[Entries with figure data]
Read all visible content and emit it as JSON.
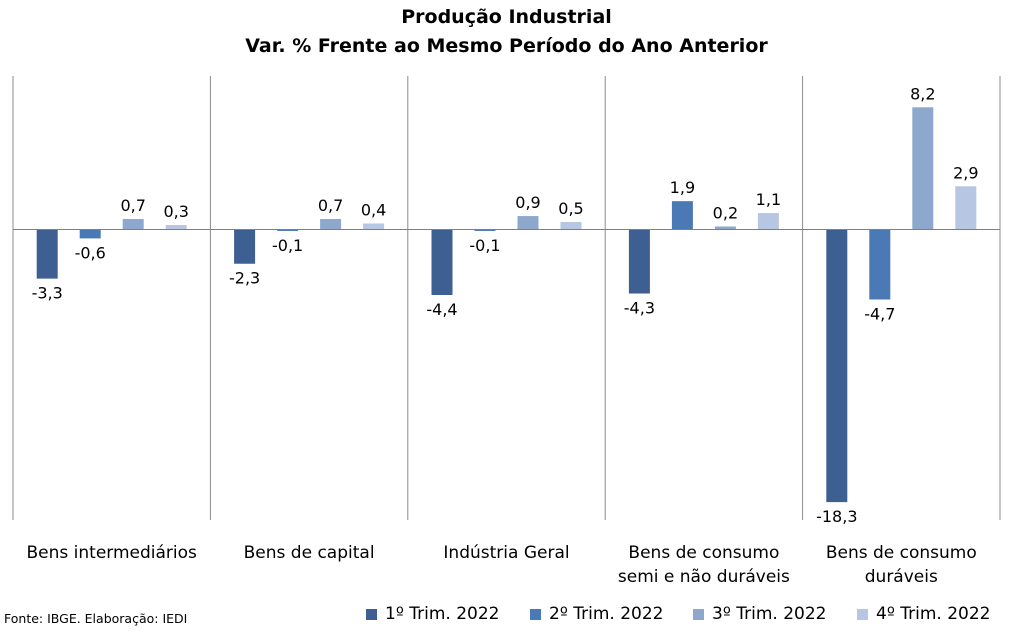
{
  "chart_data": {
    "type": "bar",
    "title": "Produção Industrial",
    "subtitle": "Var. %  Frente ao Mesmo Período do Ano Anterior",
    "categories": [
      [
        "Bens intermediários"
      ],
      [
        "Bens de capital"
      ],
      [
        "Indústria Geral"
      ],
      [
        "Bens de consumo",
        "semi e não duráveis"
      ],
      [
        "Bens de consumo",
        "duráveis"
      ]
    ],
    "series": [
      {
        "name": "1º Trim. 2022",
        "color": "#3d5f92",
        "values": [
          -3.3,
          -2.3,
          -4.4,
          -4.3,
          -18.3
        ]
      },
      {
        "name": "2º Trim. 2022",
        "color": "#4a79b5",
        "values": [
          -0.6,
          -0.1,
          -0.1,
          1.9,
          -4.7
        ]
      },
      {
        "name": "3º Trim. 2022",
        "color": "#8ea7cd",
        "values": [
          0.7,
          0.7,
          0.9,
          0.2,
          8.2
        ]
      },
      {
        "name": "4º Trim. 2022",
        "color": "#b7c6e2",
        "values": [
          0.3,
          0.4,
          0.5,
          1.1,
          2.9
        ]
      }
    ],
    "ylim": [
      -19.5,
      10.3
    ],
    "grid": false,
    "legend_position": "bottom-right",
    "decimal_separator": ","
  },
  "source": "Fonte: IBGE. Elaboração: IEDI"
}
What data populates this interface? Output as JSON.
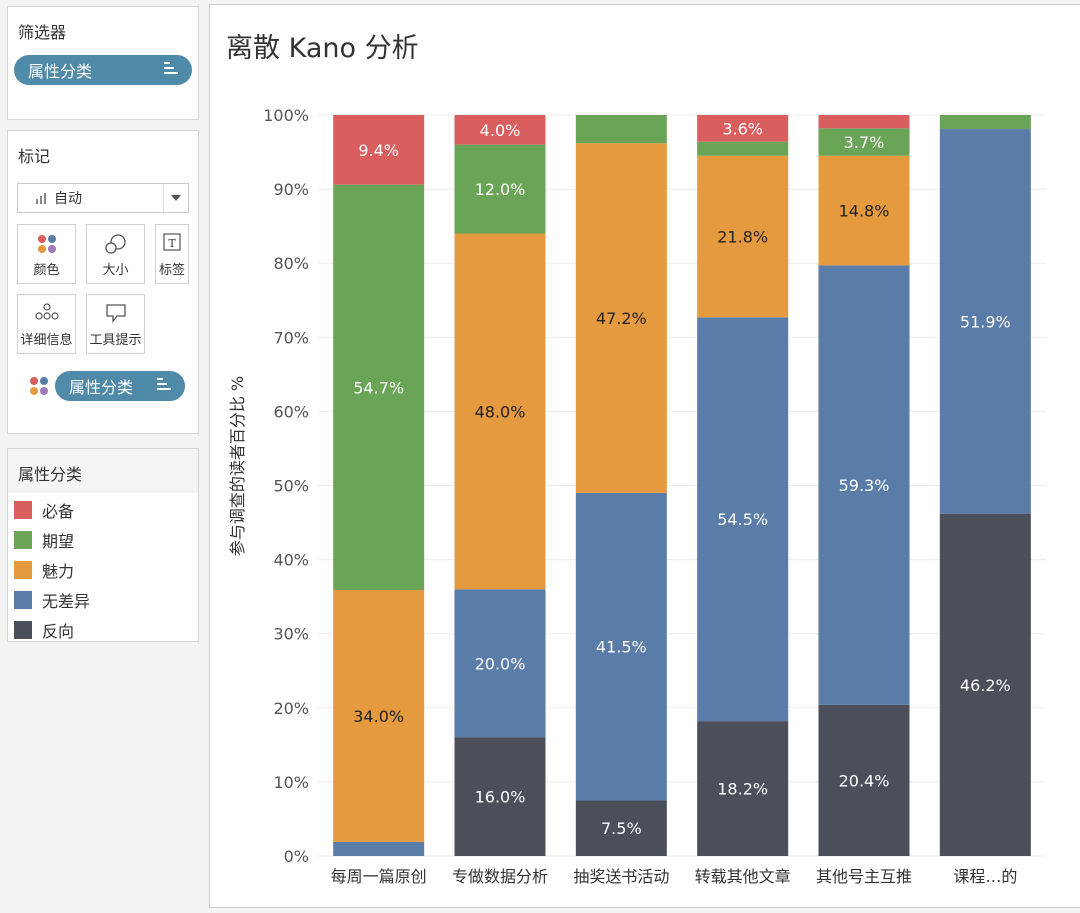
{
  "filters": {
    "title": "筛选器",
    "pill": "属性分类"
  },
  "marks": {
    "title": "标记",
    "mark_type": "自动",
    "buttons": {
      "color": "颜色",
      "size": "大小",
      "label": "标签",
      "detail": "详细信息",
      "tooltip": "工具提示"
    },
    "pill": "属性分类"
  },
  "legend": {
    "title": "属性分类",
    "items": [
      {
        "label": "必备",
        "color": "#d95f5f"
      },
      {
        "label": "期望",
        "color": "#6aa456"
      },
      {
        "label": "魅力",
        "color": "#e69a3f"
      },
      {
        "label": "无差异",
        "color": "#5a7ca8"
      },
      {
        "label": "反向",
        "color": "#4a4f5a"
      }
    ]
  },
  "chart_data": {
    "type": "bar",
    "stacked": true,
    "title": "离散 Kano 分析",
    "ylabel": "参与调查的读者百分比 %",
    "xlabel": "",
    "ylim": [
      0,
      100
    ],
    "y_ticks": [
      "0%",
      "10%",
      "20%",
      "30%",
      "40%",
      "50%",
      "60%",
      "70%",
      "80%",
      "90%",
      "100%"
    ],
    "categories": [
      "每周一篇原创",
      "专做数据分析",
      "抽奖送书活动",
      "转载其他文章",
      "其他号主互推",
      "课程…的"
    ],
    "series": [
      {
        "name": "反向",
        "color": "#4a4f5a",
        "values": [
          0,
          16.0,
          7.5,
          18.2,
          20.4,
          46.2
        ],
        "labels": [
          "",
          "16.0%",
          "7.5%",
          "18.2%",
          "20.4%",
          "46.2%"
        ]
      },
      {
        "name": "无差异",
        "color": "#5a7ca8",
        "values": [
          1.9,
          20.0,
          41.5,
          54.5,
          59.3,
          51.9
        ],
        "labels": [
          "",
          "20.0%",
          "41.5%",
          "54.5%",
          "59.3%",
          "51.9%"
        ]
      },
      {
        "name": "魅力",
        "color": "#e69a3f",
        "values": [
          34.0,
          48.0,
          47.2,
          21.8,
          14.8,
          0
        ],
        "labels": [
          "34.0%",
          "48.0%",
          "47.2%",
          "21.8%",
          "14.8%",
          ""
        ]
      },
      {
        "name": "期望",
        "color": "#6aa456",
        "values": [
          54.7,
          12.0,
          3.8,
          1.9,
          3.7,
          1.9
        ],
        "labels": [
          "54.7%",
          "12.0%",
          "",
          "",
          "3.7%",
          ""
        ]
      },
      {
        "name": "必备",
        "color": "#d95f5f",
        "values": [
          9.4,
          4.0,
          0,
          3.6,
          1.8,
          0
        ],
        "labels": [
          "9.4%",
          "4.0%",
          "",
          "3.6%",
          "",
          ""
        ]
      }
    ],
    "grid": true,
    "legend": "left"
  }
}
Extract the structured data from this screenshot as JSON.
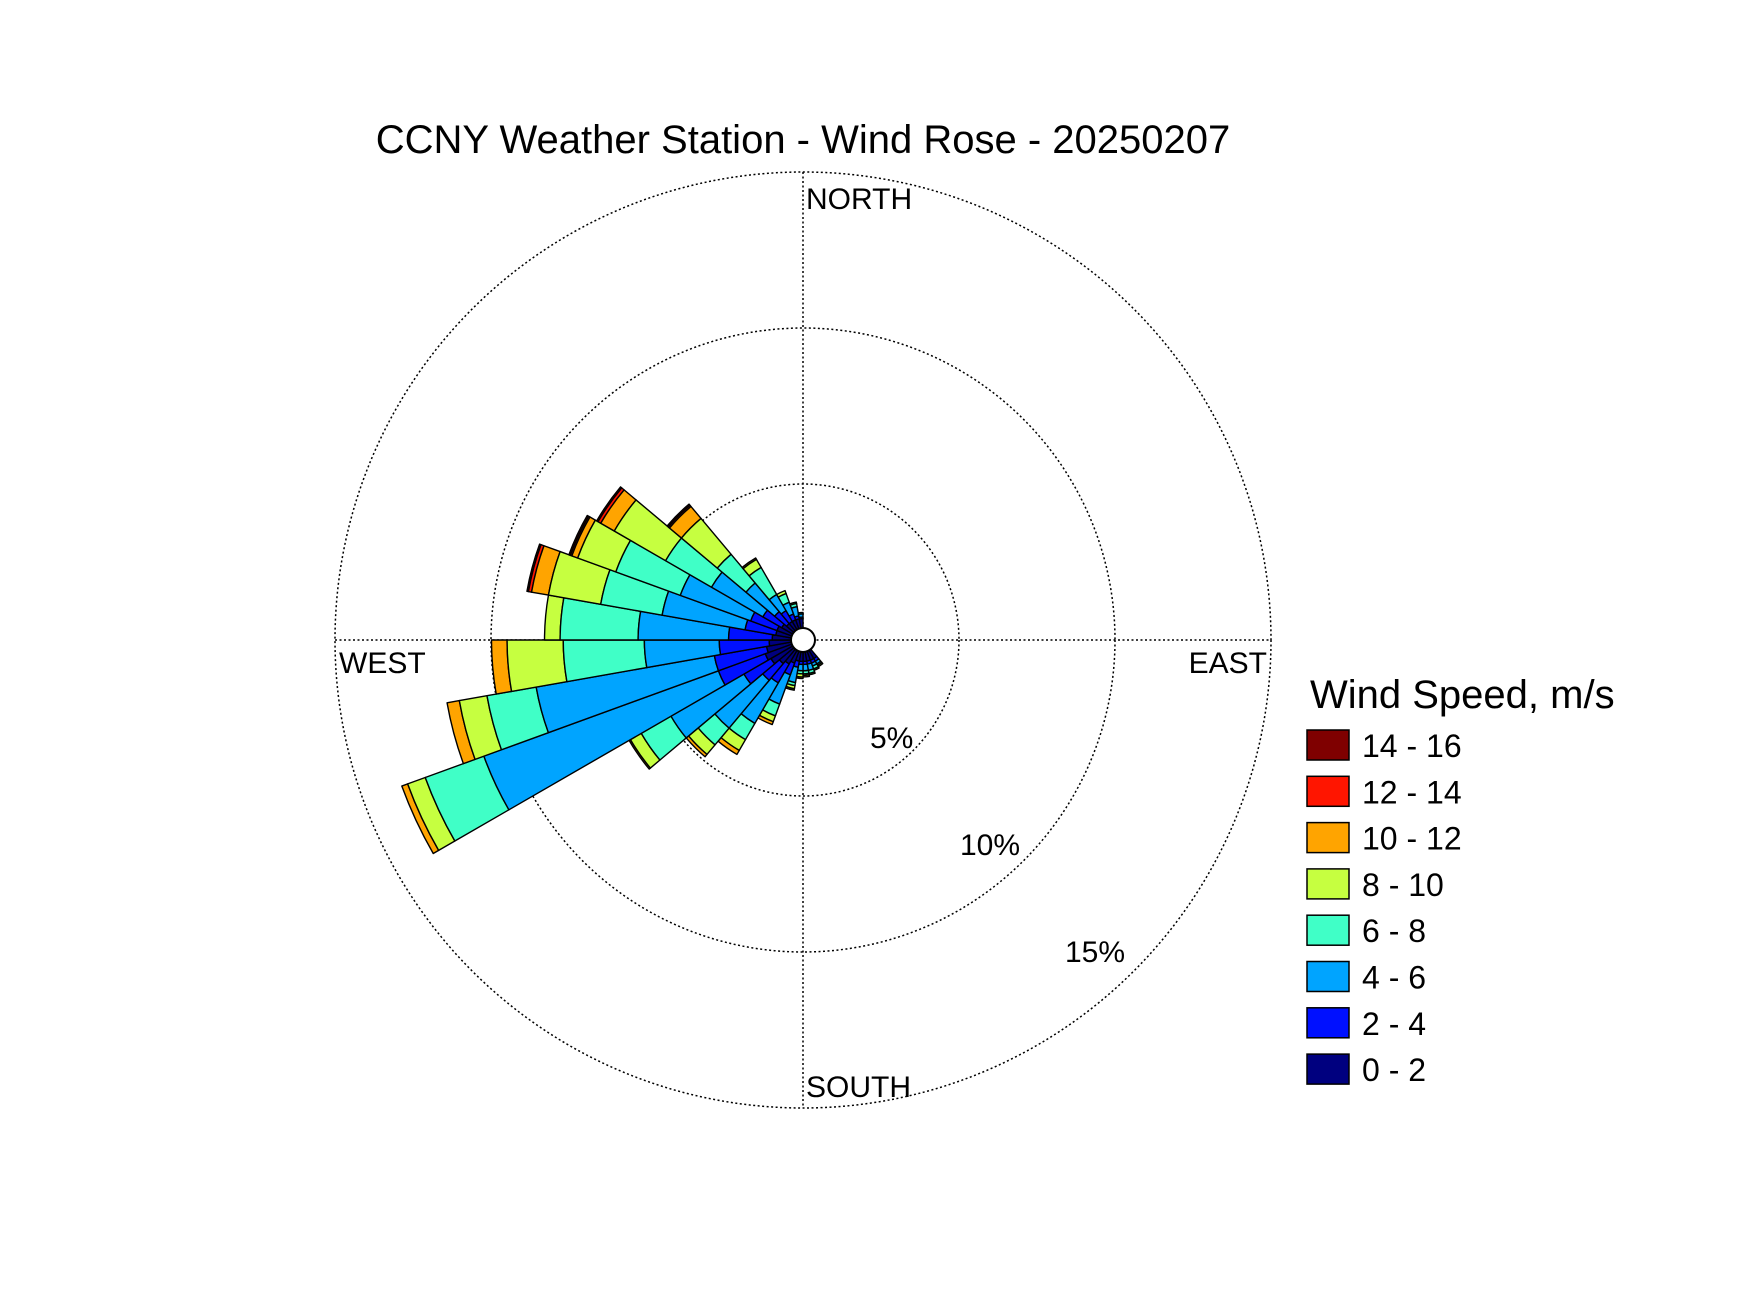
{
  "chart_data": {
    "type": "wind_rose",
    "title": "CCNY Weather Station - Wind Rose - 20250207",
    "direction_labels": {
      "north": "NORTH",
      "east": "EAST",
      "south": "SOUTH",
      "west": "WEST"
    },
    "ring_values": [
      5,
      10,
      15
    ],
    "ring_labels": [
      "5%",
      "10%",
      "15%"
    ],
    "rmax": 15,
    "legend_title": "Wind Speed, m/s",
    "speed_bins": [
      {
        "label": "0 - 2",
        "color": "#00007f"
      },
      {
        "label": "2 - 4",
        "color": "#0010ff"
      },
      {
        "label": "4 - 6",
        "color": "#00a4ff"
      },
      {
        "label": "6 - 8",
        "color": "#40ffc7"
      },
      {
        "label": "8 - 10",
        "color": "#c6ff40"
      },
      {
        "label": "10 - 12",
        "color": "#ffa400"
      },
      {
        "label": "12 - 14",
        "color": "#ff1500"
      },
      {
        "label": "14 - 16",
        "color": "#7f0000"
      }
    ],
    "sector_width_deg": 10,
    "sectors": [
      {
        "direction": 145,
        "cumulative": [
          0.3,
          0.4,
          0.5,
          0.55,
          0.6,
          0.6,
          0.6,
          0.6
        ]
      },
      {
        "direction": 155,
        "cumulative": [
          0.3,
          0.4,
          0.5,
          0.6,
          0.65,
          0.65,
          0.65,
          0.65
        ]
      },
      {
        "direction": 165,
        "cumulative": [
          0.3,
          0.4,
          0.6,
          0.7,
          0.75,
          0.75,
          0.75,
          0.75
        ]
      },
      {
        "direction": 175,
        "cumulative": [
          0.3,
          0.4,
          0.6,
          0.7,
          0.75,
          0.8,
          0.8,
          0.8
        ]
      },
      {
        "direction": 185,
        "cumulative": [
          0.3,
          0.4,
          0.6,
          0.7,
          0.8,
          0.85,
          0.85,
          0.85
        ]
      },
      {
        "direction": 195,
        "cumulative": [
          0.3,
          0.5,
          1.0,
          1.1,
          1.2,
          1.25,
          1.25,
          1.25
        ]
      },
      {
        "direction": 205,
        "cumulative": [
          0.4,
          0.8,
          1.8,
          2.2,
          2.4,
          2.5,
          2.5,
          2.5
        ]
      },
      {
        "direction": 215,
        "cumulative": [
          0.5,
          1.2,
          2.7,
          3.3,
          3.7,
          3.85,
          3.85,
          3.85
        ]
      },
      {
        "direction": 225,
        "cumulative": [
          0.6,
          1.3,
          3.3,
          4.0,
          4.4,
          4.5,
          4.5,
          4.5
        ]
      },
      {
        "direction": 235,
        "cumulative": [
          0.8,
          1.8,
          4.5,
          5.6,
          6.0,
          6.05,
          6.05,
          6.05
        ]
      },
      {
        "direction": 245,
        "cumulative": [
          0.9,
          2.5,
          10.5,
          12.5,
          13.1,
          13.3,
          13.3,
          13.3
        ]
      },
      {
        "direction": 255,
        "cumulative": [
          0.8,
          2.5,
          8.3,
          9.9,
          10.8,
          11.2,
          11.2,
          11.2
        ]
      },
      {
        "direction": 265,
        "cumulative": [
          0.7,
          2.3,
          4.7,
          7.3,
          9.1,
          9.6,
          9.6,
          9.6
        ]
      },
      {
        "direction": 275,
        "cumulative": [
          0.6,
          2.0,
          4.9,
          7.4,
          7.9,
          7.9,
          7.9,
          7.9
        ]
      },
      {
        "direction": 285,
        "cumulative": [
          0.5,
          1.5,
          4.2,
          6.2,
          7.9,
          8.45,
          8.55,
          8.6
        ]
      },
      {
        "direction": 295,
        "cumulative": [
          0.5,
          1.4,
          3.8,
          6.0,
          7.3,
          7.5,
          7.55,
          7.6
        ]
      },
      {
        "direction": 305,
        "cumulative": [
          0.4,
          1.1,
          3.0,
          4.7,
          6.6,
          7.1,
          7.2,
          7.25
        ]
      },
      {
        "direction": 315,
        "cumulative": [
          0.3,
          0.8,
          2.0,
          3.2,
          4.7,
          5.2,
          5.25,
          5.3
        ]
      },
      {
        "direction": 325,
        "cumulative": [
          0.3,
          0.7,
          1.3,
          2.3,
          2.6,
          2.65,
          2.65,
          2.65
        ]
      },
      {
        "direction": 335,
        "cumulative": [
          0.3,
          0.5,
          0.9,
          1.2,
          1.3,
          1.3,
          1.3,
          1.3
        ]
      },
      {
        "direction": 345,
        "cumulative": [
          0.3,
          0.4,
          0.7,
          0.8,
          0.85,
          0.85,
          0.85,
          0.85
        ]
      },
      {
        "direction": 355,
        "cumulative": [
          0.3,
          0.35,
          0.45,
          0.5,
          0.5,
          0.5,
          0.5,
          0.5
        ]
      }
    ]
  }
}
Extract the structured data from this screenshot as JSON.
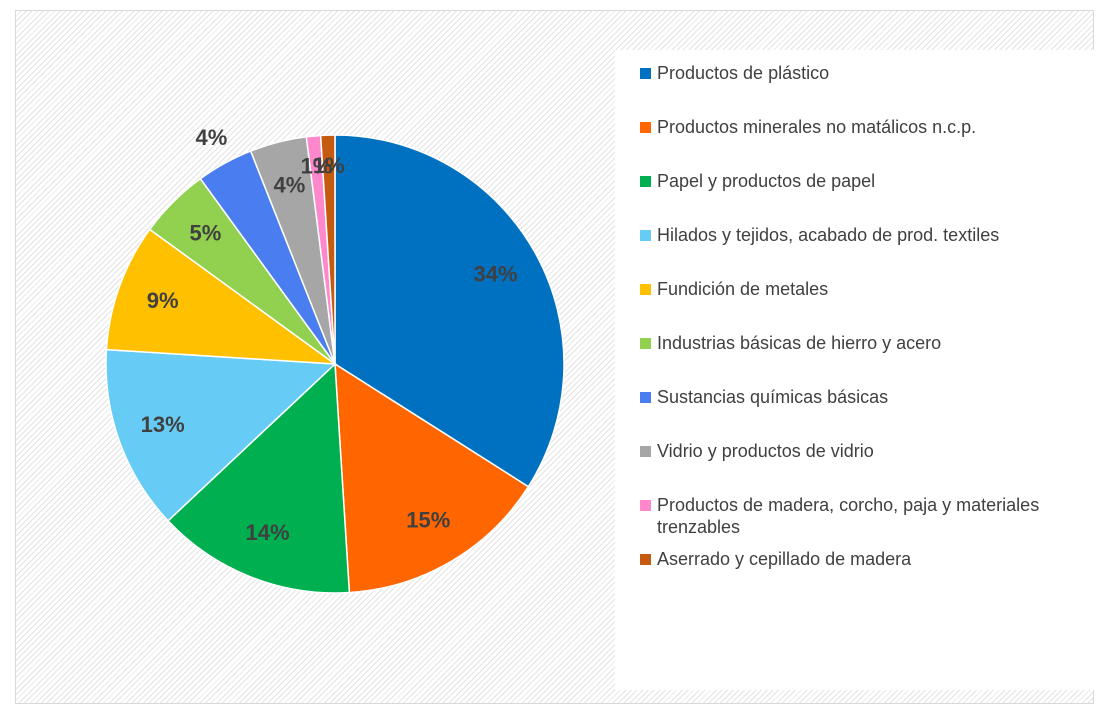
{
  "chart_data": {
    "type": "pie",
    "categories": [
      "Productos de plástico",
      "Productos minerales no matálicos n.c.p.",
      "Papel y productos de papel",
      "Hilados y tejidos, acabado de prod. textiles",
      "Fundición de metales",
      "Industrias básicas de hierro y acero",
      "Sustancias químicas básicas",
      "Vidrio y productos de vidrio",
      "Productos de madera, corcho, paja y materiales trenzables",
      "Aserrado y cepillado de madera"
    ],
    "values": [
      34,
      15,
      14,
      13,
      9,
      5,
      4,
      4,
      1,
      1
    ],
    "value_labels": [
      "34%",
      "15%",
      "14%",
      "13%",
      "9%",
      "5%",
      "4%",
      "4%",
      "1%",
      "1%"
    ],
    "colors": [
      "#0070c0",
      "#ff6600",
      "#00b050",
      "#66ccf5",
      "#ffc000",
      "#92d050",
      "#4a7ef0",
      "#a6a6a6",
      "#ff88cc",
      "#c55a11"
    ],
    "legend": "right"
  }
}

#### What needs to be done:
Pick out every line above that contains the word "Trim" and copy it.

#### Answer to the task:
        "name": "1º Trim. 2022",
        "name": "2º Trim. 2022",
        "name": "3º Trim. 2022",
        "name": "4º Trim. 2022",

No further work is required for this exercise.